- _WORK REQUIRED_: Each entry needs to be restated exactly as written.

- _DATA TO PROCESS_:

↓

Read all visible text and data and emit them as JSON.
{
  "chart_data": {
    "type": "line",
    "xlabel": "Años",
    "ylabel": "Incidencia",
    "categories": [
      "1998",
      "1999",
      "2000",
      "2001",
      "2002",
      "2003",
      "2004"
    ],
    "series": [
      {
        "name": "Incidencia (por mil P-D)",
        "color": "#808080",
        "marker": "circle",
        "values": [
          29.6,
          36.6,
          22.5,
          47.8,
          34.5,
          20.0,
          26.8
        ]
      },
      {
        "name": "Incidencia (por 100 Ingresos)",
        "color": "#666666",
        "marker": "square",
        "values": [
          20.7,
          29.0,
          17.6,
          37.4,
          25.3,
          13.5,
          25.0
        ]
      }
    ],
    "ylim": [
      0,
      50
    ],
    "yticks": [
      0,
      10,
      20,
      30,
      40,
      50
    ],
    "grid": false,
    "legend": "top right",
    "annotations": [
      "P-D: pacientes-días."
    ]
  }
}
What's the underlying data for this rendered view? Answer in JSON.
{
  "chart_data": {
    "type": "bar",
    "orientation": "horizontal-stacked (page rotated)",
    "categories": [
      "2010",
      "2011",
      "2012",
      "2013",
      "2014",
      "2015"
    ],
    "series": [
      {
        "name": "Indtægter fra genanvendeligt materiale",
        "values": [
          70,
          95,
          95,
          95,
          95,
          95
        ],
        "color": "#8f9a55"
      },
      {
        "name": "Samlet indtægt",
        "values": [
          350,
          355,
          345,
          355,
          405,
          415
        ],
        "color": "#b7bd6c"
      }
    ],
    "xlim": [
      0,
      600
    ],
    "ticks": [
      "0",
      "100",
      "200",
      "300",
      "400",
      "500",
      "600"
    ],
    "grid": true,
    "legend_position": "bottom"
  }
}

↑

- _SOLUTION FOR THIS TASK_:
Read all visible text and data and emit them as JSON.
{
  "chart_data": {
    "type": "line",
    "xlabel": "Años",
    "ylabel": "Incidencia",
    "categories": [
      "1998",
      "1999",
      "2000",
      "2001",
      "2002",
      "2003",
      "2004"
    ],
    "series": [
      {
        "name": "Incidencia (por mil P-D)",
        "color": "#808080",
        "marker": "circle",
        "values": [
          29.6,
          36.6,
          22.5,
          47.8,
          34.5,
          20.0,
          26.8
        ]
      },
      {
        "name": "Incidencia (por 100 Ingresos)",
        "color": "#666666",
        "marker": "square",
        "values": [
          20.7,
          29.0,
          17.6,
          37.4,
          25.3,
          13.5,
          25.0
        ]
      }
    ],
    "ylim": [
      0,
      50
    ],
    "yticks": [
      0,
      10,
      20,
      30,
      40,
      50
    ],
    "grid": false,
    "legend": "top right",
    "annotations": [
      "P-D: pacientes-días."
    ]
  }
}
What's the underlying data for this rendered view? Answer in JSON.
{
  "chart_data": {
    "type": "bar",
    "orientation": "horizontal-stacked (page rotated)",
    "categories": [
      "2010",
      "2011",
      "2012",
      "2013",
      "2014",
      "2015"
    ],
    "series": [
      {
        "name": "Indtægter fra genanvendeligt materiale",
        "values": [
          70,
          95,
          95,
          95,
          95,
          95
        ],
        "color": "#8f9a55"
      },
      {
        "name": "Samlet indtægt",
        "values": [
          350,
          355,
          345,
          355,
          405,
          415
        ],
        "color": "#b7bd6c"
      }
    ],
    "xlim": [
      0,
      600
    ],
    "ticks": [
      "0",
      "100",
      "200",
      "300",
      "400",
      "500",
      "600"
    ],
    "grid": true,
    "legend_position": "bottom"
  }
}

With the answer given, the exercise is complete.